• **Tasks for this exercise**
[a] List every material that the metasurface passage names in its description of the fabrication process.
[b] Answer these questions from the metasurface passage, one per line:
(i) What bandwidth does the tunable wavelength source have?
(ii) How thick is the deposited gold layer?
(iii) What focal length does the lens that focuses the light on the metasurface have?

Scanning electron microscope image (SEM) of the fabricated sample and flow chart diagrams of the fabrication process.

(A) SEM image of the fabricated modified photon sieve sample, showing the silicon nanostructures standing within a homogeneous gold film. (B) Flow chart of the fabrication processes: after transferring the desired pattern to the photoresist (PMMA) by e-beam lithography, the hard etching mask was formed by the subsequent deposition of chromium and a lift-off process. Using an inductively coupled reactive-ion etching (ICP-RIE) process, the desired patterns were transferred to the silicon with a chromium mask on top of the individual silicon nanopillars. Next, a 40 nm gold layer was deposited. The gold cups on top of the silicon nanopillars were removed by selectively etching away the sacrificial chromium layer.

2 Results

To reconstruct the three different encoded Fourier holograms, we use a 4f-setup to image the k-space of the metasurface (Figure 5A). For that, we use a supercontinuum light source with a monochromator as a tunable wavelength source in the visible spectrum with a bandwidth of 5 nm. The laser light is converted into a circular polarization state using a linear polarizer followed by a 45° rotated quarter-wave plate. After the light is focused on the metasurface by a lens with a 500 mm focal length, it is collected by a microscope objective with 20× magnification and NA = 0.7. The back focal plane of the objective is projected on a monochrome camera by using two 100 mm lenses as illustrated. A second polarizer unit, placed behind the microscope objective is used to select either the co- or the cross-polarization state.

Figure 5:

Measured holograms and their target images.

• **Given entries**
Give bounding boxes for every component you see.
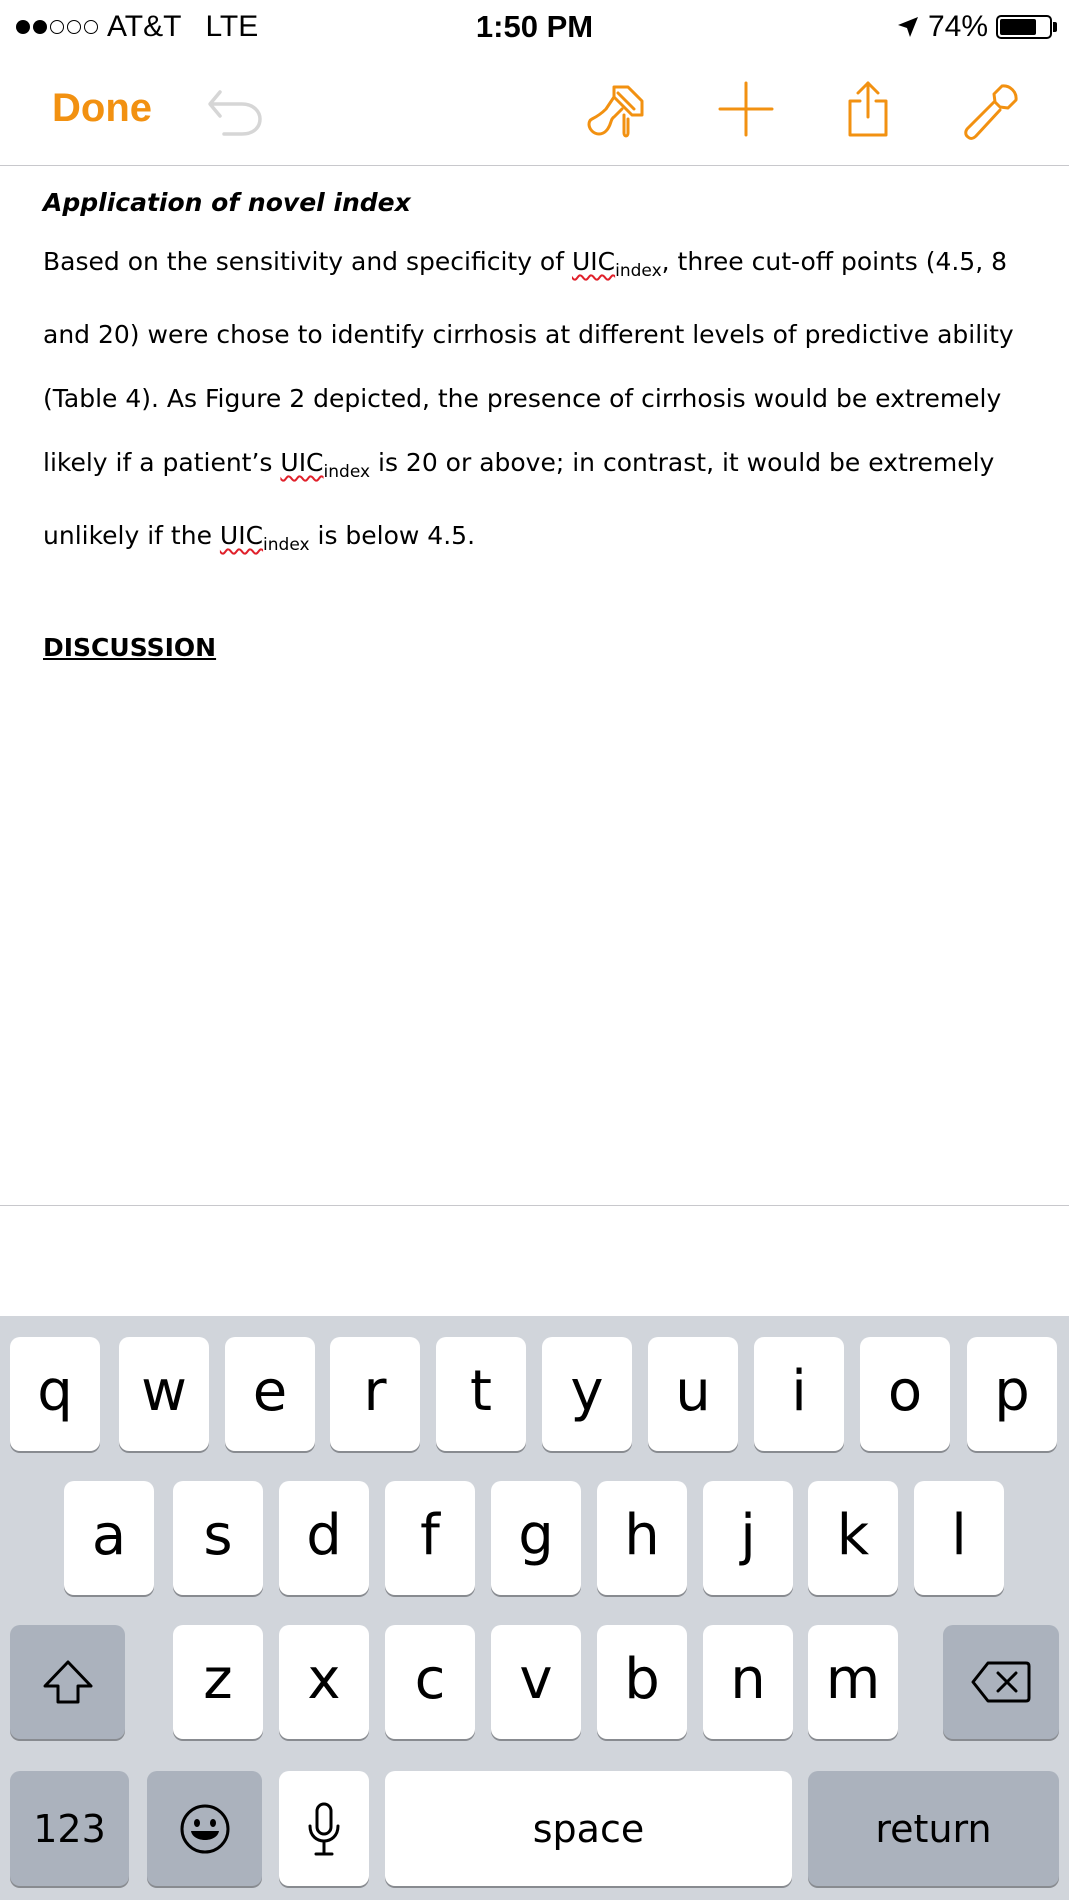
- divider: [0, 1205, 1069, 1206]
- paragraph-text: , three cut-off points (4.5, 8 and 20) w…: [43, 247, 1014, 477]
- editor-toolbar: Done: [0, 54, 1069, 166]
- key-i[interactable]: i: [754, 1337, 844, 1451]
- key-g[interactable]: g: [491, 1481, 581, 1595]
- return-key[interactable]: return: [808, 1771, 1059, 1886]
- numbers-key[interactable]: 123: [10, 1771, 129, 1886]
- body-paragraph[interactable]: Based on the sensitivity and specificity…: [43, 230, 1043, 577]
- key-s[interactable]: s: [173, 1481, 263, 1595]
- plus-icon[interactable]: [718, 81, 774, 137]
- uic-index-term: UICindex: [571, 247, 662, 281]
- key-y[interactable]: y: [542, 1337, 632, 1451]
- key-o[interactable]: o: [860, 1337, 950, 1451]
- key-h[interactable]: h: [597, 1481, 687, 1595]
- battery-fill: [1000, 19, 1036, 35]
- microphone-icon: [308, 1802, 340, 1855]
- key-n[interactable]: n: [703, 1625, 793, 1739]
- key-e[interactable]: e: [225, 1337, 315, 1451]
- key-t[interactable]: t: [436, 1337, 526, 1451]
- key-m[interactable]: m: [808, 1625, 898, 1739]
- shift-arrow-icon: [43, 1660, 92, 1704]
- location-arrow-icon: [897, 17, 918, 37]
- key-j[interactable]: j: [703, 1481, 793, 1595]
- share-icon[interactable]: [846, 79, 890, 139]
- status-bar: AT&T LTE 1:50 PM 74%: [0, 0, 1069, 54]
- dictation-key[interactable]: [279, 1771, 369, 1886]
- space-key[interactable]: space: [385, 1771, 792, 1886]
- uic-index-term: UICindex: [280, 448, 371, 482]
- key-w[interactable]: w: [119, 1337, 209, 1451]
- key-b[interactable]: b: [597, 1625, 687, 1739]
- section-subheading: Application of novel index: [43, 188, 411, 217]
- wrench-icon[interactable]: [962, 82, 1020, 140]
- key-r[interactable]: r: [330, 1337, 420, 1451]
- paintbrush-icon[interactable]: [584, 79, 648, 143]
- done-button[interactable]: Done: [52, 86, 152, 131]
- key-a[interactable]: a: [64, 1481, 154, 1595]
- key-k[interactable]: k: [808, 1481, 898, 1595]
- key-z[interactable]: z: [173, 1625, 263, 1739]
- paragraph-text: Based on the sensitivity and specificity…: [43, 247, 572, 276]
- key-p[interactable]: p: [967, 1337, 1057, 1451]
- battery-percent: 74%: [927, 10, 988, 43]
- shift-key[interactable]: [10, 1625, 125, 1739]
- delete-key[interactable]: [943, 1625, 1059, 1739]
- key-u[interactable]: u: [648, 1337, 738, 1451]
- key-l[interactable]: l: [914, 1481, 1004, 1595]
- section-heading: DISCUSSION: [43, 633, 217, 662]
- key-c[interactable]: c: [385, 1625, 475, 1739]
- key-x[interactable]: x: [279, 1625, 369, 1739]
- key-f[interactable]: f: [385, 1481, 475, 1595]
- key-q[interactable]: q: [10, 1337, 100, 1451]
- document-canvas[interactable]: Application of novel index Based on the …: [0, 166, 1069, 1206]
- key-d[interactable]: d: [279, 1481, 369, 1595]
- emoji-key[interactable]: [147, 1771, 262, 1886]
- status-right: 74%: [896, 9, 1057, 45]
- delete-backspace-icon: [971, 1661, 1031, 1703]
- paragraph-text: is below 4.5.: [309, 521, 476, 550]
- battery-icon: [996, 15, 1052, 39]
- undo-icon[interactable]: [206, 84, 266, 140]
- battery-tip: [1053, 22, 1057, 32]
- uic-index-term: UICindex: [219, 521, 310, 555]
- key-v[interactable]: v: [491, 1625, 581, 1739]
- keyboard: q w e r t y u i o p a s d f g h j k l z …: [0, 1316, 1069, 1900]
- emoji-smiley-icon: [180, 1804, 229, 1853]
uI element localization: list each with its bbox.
---
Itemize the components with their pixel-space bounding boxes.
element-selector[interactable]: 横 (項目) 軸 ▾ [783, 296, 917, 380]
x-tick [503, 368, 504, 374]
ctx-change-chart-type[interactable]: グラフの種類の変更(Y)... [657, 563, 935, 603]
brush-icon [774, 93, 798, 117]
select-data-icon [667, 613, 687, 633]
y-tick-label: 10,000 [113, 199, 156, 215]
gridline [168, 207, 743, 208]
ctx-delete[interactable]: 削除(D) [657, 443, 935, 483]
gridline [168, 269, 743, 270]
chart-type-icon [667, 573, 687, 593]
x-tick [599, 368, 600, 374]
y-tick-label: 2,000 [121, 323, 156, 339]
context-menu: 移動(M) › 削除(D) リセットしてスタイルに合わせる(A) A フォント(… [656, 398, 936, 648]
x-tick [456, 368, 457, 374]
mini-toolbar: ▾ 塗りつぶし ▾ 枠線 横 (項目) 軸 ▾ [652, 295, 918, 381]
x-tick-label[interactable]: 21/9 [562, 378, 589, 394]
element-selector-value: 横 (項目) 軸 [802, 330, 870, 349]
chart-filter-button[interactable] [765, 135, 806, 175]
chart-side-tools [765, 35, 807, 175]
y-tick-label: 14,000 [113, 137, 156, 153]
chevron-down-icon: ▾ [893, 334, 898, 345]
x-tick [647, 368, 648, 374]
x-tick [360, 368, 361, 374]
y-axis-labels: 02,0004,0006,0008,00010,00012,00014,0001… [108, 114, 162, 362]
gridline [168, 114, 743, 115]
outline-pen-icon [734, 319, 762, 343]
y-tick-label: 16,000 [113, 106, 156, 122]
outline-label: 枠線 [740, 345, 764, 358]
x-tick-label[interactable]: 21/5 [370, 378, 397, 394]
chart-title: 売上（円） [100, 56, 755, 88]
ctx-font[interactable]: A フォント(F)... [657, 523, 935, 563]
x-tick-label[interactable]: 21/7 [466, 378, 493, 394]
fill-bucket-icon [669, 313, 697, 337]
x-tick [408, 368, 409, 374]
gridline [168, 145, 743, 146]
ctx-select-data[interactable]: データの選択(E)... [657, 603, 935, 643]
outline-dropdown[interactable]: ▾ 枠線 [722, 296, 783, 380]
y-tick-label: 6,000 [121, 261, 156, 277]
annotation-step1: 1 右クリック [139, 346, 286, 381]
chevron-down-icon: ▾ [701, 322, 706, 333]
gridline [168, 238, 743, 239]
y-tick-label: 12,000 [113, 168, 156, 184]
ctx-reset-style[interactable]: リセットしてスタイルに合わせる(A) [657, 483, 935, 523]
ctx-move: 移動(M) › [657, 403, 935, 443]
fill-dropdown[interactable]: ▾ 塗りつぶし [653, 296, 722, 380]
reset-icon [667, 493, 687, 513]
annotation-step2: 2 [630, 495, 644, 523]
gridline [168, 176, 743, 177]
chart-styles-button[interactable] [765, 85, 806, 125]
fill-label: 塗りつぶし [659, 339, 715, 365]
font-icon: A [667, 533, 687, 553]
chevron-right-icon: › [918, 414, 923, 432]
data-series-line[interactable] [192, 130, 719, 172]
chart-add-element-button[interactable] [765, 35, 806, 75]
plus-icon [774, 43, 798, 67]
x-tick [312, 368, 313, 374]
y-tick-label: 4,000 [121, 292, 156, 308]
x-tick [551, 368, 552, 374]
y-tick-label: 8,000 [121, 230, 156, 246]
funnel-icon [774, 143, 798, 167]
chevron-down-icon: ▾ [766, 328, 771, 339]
---
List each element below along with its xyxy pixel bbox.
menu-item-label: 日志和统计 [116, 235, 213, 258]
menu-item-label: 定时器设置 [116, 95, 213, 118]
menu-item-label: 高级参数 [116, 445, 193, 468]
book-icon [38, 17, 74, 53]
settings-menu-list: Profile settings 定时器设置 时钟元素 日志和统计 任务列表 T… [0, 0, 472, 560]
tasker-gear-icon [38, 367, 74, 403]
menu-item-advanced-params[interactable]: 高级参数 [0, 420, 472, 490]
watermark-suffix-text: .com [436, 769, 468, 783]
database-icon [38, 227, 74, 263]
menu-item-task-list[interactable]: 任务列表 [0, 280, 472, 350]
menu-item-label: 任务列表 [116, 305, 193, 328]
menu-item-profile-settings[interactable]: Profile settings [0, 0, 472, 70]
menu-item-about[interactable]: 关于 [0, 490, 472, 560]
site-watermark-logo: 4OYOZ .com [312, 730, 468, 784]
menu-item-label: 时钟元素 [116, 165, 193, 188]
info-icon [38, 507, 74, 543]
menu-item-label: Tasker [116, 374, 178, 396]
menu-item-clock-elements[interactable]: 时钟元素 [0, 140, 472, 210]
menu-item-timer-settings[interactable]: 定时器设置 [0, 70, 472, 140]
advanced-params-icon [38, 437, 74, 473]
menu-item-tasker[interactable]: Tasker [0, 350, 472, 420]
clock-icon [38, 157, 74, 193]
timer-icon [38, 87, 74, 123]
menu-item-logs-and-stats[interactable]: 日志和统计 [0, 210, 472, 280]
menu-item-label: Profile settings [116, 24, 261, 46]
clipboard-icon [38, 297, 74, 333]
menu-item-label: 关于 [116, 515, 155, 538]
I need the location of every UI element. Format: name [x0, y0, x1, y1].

• **Set of answers**
[a] Silicon, gold, PMMA (the photoresist), and chromium.

[b]
(i) 5 nm
(ii) 40 nm
(iii) 500 mm